The task: Reproduce each line exactly, including spacing and punctuation.

-=-=-=-=-

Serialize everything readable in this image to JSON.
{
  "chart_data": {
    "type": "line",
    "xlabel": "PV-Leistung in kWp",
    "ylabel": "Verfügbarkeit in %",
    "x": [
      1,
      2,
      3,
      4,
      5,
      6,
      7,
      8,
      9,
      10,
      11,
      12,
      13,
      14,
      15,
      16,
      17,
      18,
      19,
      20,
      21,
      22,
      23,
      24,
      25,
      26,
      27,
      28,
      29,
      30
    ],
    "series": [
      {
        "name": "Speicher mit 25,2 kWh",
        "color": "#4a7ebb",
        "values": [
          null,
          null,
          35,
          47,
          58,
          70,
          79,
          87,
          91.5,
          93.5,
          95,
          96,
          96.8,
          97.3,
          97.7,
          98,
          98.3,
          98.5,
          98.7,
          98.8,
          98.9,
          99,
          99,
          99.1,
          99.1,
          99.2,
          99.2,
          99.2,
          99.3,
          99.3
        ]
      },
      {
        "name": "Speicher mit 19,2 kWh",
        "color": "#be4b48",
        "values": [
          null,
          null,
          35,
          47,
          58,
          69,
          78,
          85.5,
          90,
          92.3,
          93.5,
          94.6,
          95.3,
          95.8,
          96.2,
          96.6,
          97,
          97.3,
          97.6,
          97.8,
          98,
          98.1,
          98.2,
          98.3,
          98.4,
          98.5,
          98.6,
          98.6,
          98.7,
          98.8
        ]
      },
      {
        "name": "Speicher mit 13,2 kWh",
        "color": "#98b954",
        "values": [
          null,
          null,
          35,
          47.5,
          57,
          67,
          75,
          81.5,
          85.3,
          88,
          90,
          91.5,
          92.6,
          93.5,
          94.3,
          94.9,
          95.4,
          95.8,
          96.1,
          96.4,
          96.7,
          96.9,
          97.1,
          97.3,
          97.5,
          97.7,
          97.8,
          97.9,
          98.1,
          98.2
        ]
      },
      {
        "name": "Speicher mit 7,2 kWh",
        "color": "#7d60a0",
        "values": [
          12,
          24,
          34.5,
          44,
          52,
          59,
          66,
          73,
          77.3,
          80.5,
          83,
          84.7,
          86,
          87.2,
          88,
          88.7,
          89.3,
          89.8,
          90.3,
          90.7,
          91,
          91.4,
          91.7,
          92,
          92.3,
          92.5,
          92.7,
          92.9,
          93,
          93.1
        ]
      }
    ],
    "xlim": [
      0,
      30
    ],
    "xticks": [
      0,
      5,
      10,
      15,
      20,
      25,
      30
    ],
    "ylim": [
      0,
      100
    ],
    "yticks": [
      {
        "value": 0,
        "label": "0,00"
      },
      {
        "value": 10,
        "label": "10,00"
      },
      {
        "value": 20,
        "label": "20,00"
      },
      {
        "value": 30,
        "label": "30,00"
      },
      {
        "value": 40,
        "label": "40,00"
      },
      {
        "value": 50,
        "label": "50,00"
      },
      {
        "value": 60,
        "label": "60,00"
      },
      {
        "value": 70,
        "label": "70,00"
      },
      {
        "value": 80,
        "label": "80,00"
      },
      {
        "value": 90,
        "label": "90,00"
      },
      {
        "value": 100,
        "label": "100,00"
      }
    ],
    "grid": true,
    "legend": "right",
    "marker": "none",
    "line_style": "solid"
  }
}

-=-=-=-=-

Full answer:
Serialize everything readable in this image to JSON.
{
  "chart_data": {
    "type": "line",
    "xlabel": "PV-Leistung in kWp",
    "ylabel": "Verfügbarkeit in %",
    "x": [
      1,
      2,
      3,
      4,
      5,
      6,
      7,
      8,
      9,
      10,
      11,
      12,
      13,
      14,
      15,
      16,
      17,
      18,
      19,
      20,
      21,
      22,
      23,
      24,
      25,
      26,
      27,
      28,
      29,
      30
    ],
    "series": [
      {
        "name": "Speicher mit 25,2 kWh",
        "color": "#4a7ebb",
        "values": [
          null,
          null,
          35,
          47,
          58,
          70,
          79,
          87,
          91.5,
          93.5,
          95,
          96,
          96.8,
          97.3,
          97.7,
          98,
          98.3,
          98.5,
          98.7,
          98.8,
          98.9,
          99,
          99,
          99.1,
          99.1,
          99.2,
          99.2,
          99.2,
          99.3,
          99.3
        ]
      },
      {
        "name": "Speicher mit 19,2 kWh",
        "color": "#be4b48",
        "values": [
          null,
          null,
          35,
          47,
          58,
          69,
          78,
          85.5,
          90,
          92.3,
          93.5,
          94.6,
          95.3,
          95.8,
          96.2,
          96.6,
          97,
          97.3,
          97.6,
          97.8,
          98,
          98.1,
          98.2,
          98.3,
          98.4,
          98.5,
          98.6,
          98.6,
          98.7,
          98.8
        ]
      },
      {
        "name": "Speicher mit 13,2 kWh",
        "color": "#98b954",
        "values": [
          null,
          null,
          35,
          47.5,
          57,
          67,
          75,
          81.5,
          85.3,
          88,
          90,
          91.5,
          92.6,
          93.5,
          94.3,
          94.9,
          95.4,
          95.8,
          96.1,
          96.4,
          96.7,
          96.9,
          97.1,
          97.3,
          97.5,
          97.7,
          97.8,
          97.9,
          98.1,
          98.2
        ]
      },
      {
        "name": "Speicher mit 7,2 kWh",
        "color": "#7d60a0",
        "values": [
          12,
          24,
          34.5,
          44,
          52,
          59,
          66,
          73,
          77.3,
          80.5,
          83,
          84.7,
          86,
          87.2,
          88,
          88.7,
          89.3,
          89.8,
          90.3,
          90.7,
          91,
          91.4,
          91.7,
          92,
          92.3,
          92.5,
          92.7,
          92.9,
          93,
          93.1
        ]
      }
    ],
    "xlim": [
      0,
      30
    ],
    "xticks": [
      0,
      5,
      10,
      15,
      20,
      25,
      30
    ],
    "ylim": [
      0,
      100
    ],
    "yticks": [
      {
        "value": 0,
        "label": "0,00"
      },
      {
        "value": 10,
        "label": "10,00"
      },
      {
        "value": 20,
        "label": "20,00"
      },
      {
        "value": 30,
        "label": "30,00"
      },
      {
        "value": 40,
        "label": "40,00"
      },
      {
        "value": 50,
        "label": "50,00"
      },
      {
        "value": 60,
        "label": "60,00"
      },
      {
        "value": 70,
        "label": "70,00"
      },
      {
        "value": 80,
        "label": "80,00"
      },
      {
        "value": 90,
        "label": "90,00"
      },
      {
        "value": 100,
        "label": "100,00"
      }
    ],
    "grid": true,
    "legend": "right",
    "marker": "none",
    "line_style": "solid"
  }
}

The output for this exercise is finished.